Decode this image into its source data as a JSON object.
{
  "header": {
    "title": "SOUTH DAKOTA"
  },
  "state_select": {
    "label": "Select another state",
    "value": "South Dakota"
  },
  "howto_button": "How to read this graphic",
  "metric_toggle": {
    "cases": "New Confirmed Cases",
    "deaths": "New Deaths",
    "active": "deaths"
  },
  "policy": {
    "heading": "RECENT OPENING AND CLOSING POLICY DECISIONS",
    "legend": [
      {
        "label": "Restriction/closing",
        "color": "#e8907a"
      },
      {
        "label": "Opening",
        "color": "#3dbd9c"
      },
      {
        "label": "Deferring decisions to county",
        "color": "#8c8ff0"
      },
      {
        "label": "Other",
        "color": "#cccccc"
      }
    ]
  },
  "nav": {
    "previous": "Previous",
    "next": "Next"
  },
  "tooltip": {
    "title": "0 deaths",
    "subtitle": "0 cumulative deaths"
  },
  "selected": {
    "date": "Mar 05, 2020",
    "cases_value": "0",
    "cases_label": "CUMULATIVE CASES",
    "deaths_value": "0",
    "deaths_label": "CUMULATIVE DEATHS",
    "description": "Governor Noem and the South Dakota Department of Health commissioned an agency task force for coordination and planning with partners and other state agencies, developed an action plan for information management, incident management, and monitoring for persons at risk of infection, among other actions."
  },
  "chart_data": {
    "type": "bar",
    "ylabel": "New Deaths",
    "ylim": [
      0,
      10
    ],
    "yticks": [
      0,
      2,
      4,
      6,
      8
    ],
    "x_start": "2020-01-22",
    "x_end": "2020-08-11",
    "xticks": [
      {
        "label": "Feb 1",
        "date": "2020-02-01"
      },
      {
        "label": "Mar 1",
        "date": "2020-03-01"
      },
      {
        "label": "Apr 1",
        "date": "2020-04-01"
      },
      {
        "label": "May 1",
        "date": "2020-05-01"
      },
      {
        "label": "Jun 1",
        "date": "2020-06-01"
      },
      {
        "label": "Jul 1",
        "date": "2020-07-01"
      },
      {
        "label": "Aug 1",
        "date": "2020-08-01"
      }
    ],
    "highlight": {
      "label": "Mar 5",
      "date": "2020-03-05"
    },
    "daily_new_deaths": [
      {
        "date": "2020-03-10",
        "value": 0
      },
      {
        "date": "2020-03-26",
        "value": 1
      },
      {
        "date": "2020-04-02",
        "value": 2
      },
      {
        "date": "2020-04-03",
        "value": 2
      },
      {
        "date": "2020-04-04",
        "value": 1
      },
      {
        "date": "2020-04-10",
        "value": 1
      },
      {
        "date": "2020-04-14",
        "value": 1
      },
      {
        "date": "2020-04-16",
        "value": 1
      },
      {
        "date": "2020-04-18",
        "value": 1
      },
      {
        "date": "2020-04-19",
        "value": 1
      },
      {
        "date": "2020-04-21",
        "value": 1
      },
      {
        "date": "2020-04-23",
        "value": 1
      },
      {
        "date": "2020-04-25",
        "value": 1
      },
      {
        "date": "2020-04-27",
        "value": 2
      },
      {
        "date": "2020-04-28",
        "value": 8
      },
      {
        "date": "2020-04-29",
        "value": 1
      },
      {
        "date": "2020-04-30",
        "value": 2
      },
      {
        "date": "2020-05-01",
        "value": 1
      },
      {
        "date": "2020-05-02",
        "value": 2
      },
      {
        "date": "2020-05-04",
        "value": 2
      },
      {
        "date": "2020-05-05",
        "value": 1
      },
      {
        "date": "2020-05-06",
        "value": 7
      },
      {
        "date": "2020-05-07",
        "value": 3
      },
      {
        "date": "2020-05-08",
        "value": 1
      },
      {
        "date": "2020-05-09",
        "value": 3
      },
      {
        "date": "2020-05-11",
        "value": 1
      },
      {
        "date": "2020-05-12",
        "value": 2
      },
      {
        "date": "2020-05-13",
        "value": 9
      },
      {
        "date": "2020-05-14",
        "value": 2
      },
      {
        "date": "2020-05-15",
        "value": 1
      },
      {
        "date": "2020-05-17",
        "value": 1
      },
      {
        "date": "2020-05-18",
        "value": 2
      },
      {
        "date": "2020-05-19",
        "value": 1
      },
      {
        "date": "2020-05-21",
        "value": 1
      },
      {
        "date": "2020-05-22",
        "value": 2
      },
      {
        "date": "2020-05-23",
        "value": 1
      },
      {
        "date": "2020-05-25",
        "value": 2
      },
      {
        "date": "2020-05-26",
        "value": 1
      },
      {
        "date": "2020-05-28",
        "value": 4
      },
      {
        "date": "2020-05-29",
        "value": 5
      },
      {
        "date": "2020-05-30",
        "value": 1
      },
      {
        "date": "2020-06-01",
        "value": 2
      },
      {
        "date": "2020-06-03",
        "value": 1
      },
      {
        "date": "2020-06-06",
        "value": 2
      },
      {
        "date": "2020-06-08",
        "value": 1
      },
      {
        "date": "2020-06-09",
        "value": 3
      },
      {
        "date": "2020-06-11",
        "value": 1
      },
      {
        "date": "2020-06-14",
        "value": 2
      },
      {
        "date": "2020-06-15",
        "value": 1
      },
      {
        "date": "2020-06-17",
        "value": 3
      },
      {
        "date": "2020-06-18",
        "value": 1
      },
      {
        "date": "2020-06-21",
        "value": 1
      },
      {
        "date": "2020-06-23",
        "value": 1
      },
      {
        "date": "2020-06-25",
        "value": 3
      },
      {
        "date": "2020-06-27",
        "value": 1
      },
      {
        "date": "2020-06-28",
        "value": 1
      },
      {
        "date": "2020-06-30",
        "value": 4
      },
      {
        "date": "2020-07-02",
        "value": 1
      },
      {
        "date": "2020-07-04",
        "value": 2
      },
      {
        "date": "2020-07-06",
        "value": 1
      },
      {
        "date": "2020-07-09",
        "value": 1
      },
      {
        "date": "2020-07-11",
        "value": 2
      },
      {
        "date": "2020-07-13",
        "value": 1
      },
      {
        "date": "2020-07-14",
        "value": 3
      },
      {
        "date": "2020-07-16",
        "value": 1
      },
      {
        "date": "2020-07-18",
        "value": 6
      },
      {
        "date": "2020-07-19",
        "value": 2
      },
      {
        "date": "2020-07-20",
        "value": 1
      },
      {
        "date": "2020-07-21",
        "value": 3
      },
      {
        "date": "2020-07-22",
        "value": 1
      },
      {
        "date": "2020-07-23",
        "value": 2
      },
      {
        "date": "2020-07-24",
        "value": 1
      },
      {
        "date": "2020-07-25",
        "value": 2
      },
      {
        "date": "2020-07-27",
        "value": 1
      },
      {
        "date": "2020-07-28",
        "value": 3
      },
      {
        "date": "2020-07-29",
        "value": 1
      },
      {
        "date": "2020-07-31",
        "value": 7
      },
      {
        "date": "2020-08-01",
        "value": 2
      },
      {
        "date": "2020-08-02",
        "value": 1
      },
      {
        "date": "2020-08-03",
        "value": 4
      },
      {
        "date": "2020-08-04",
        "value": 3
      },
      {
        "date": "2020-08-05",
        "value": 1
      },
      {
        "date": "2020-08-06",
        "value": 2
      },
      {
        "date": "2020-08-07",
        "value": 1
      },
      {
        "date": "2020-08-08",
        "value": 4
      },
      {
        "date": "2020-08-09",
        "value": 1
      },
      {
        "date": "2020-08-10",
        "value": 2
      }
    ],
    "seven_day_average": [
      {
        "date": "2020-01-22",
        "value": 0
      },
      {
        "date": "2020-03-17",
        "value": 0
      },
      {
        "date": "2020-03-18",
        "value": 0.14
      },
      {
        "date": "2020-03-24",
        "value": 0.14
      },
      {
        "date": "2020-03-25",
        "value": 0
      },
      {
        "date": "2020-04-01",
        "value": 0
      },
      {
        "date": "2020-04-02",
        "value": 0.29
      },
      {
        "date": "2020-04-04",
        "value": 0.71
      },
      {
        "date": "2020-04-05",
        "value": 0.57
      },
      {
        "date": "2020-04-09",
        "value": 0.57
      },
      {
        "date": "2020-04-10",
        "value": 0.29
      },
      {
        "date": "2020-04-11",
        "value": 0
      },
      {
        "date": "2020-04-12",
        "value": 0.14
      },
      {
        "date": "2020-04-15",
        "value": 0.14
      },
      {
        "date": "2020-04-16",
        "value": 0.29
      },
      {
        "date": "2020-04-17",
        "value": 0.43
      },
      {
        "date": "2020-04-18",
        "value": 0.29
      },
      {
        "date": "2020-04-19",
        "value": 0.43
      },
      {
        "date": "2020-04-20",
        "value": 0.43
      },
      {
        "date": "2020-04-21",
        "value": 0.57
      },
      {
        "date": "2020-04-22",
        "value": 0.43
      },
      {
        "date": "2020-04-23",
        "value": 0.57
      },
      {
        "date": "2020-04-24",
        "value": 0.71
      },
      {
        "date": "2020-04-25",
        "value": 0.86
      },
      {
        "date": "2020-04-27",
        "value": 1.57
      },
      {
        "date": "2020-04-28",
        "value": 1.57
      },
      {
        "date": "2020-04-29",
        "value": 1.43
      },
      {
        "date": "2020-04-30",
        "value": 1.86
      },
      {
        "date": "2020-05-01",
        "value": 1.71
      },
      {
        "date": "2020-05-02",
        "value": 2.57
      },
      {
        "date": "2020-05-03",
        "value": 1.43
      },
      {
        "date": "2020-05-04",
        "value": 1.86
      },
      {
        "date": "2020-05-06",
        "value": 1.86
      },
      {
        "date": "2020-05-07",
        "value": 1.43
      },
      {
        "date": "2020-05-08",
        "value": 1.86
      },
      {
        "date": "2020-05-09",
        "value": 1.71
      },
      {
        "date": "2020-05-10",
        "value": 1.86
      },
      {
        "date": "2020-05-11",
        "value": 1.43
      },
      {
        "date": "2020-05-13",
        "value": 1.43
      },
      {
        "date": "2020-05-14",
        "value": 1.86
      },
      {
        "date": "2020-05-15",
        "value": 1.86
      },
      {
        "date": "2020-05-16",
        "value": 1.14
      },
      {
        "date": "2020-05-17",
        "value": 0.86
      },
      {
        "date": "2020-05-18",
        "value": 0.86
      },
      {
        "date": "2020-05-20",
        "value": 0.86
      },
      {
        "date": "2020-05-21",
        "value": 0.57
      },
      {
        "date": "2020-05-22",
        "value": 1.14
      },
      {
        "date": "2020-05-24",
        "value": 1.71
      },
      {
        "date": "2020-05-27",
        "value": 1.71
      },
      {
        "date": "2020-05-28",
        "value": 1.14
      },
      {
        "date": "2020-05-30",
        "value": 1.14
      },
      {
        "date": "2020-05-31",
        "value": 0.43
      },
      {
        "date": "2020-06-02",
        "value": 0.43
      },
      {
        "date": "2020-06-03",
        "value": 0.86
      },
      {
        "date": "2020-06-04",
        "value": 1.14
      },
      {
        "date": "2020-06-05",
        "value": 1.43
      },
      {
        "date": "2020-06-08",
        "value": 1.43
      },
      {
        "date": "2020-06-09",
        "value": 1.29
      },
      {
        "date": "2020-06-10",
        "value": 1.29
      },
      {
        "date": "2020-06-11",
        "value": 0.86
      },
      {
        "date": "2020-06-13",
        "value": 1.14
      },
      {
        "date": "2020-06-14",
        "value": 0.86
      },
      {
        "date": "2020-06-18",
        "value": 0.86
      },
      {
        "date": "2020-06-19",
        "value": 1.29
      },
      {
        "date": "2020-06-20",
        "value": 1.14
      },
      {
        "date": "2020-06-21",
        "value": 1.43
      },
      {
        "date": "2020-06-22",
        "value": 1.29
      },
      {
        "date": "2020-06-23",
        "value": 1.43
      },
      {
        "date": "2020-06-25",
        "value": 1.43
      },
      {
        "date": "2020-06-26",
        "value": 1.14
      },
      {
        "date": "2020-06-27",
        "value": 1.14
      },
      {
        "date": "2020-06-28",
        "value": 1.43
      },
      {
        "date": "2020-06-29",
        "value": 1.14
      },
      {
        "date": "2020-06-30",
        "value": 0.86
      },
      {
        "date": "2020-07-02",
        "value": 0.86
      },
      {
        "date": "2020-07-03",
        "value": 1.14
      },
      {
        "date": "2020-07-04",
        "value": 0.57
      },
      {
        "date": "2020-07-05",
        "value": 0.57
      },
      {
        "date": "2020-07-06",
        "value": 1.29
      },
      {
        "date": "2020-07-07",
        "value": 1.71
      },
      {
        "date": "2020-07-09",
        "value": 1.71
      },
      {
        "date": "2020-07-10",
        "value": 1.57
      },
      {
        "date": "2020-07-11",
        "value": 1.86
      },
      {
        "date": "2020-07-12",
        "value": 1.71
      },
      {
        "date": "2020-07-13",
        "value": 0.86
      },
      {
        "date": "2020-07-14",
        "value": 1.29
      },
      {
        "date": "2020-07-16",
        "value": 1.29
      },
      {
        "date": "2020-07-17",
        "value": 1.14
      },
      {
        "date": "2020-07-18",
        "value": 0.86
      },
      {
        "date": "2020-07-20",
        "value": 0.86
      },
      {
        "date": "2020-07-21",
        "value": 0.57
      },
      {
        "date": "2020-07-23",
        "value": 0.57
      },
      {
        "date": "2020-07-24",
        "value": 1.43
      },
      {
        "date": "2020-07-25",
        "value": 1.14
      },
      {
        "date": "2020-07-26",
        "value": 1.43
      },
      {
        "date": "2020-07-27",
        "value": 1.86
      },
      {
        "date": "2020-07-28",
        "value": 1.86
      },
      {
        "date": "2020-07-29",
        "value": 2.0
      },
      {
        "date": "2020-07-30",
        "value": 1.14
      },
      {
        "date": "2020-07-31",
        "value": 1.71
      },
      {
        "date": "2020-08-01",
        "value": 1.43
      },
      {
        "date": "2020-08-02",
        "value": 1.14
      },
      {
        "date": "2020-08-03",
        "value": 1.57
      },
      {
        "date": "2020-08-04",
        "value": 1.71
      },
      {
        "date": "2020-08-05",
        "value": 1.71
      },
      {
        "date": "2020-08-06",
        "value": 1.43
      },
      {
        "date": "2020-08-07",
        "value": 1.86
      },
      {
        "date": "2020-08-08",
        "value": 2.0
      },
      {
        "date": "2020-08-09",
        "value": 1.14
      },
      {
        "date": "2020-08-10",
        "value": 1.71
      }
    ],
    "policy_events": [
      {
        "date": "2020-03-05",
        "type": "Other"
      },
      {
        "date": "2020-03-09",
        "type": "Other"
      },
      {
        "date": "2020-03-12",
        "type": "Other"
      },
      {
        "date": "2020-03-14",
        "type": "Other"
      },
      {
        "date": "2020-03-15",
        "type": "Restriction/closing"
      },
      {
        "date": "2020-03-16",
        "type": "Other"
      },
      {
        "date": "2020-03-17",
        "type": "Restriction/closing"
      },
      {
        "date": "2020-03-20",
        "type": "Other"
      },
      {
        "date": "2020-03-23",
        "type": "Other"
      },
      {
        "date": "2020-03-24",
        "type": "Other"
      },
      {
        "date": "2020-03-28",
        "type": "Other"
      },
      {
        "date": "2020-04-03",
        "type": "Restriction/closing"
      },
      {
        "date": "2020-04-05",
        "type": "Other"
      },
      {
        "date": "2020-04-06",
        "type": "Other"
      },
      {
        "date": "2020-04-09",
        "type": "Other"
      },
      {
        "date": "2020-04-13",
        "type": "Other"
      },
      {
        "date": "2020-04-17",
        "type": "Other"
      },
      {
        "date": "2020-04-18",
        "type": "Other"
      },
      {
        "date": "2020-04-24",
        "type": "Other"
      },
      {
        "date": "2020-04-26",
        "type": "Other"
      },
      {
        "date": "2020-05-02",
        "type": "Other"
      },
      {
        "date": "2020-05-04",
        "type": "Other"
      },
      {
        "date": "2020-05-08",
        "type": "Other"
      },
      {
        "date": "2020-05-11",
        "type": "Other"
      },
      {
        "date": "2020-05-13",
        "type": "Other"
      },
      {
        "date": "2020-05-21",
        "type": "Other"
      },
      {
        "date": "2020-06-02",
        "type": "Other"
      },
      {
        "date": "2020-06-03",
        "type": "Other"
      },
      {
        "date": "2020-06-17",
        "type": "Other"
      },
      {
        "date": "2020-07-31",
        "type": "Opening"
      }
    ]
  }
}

==========

Exercise goal.
Using the entries above, find all lines with "this". Copy them.

Answer.
Decode this image into its source data as a JSON object.
  "howto_button": "How to read this graphic",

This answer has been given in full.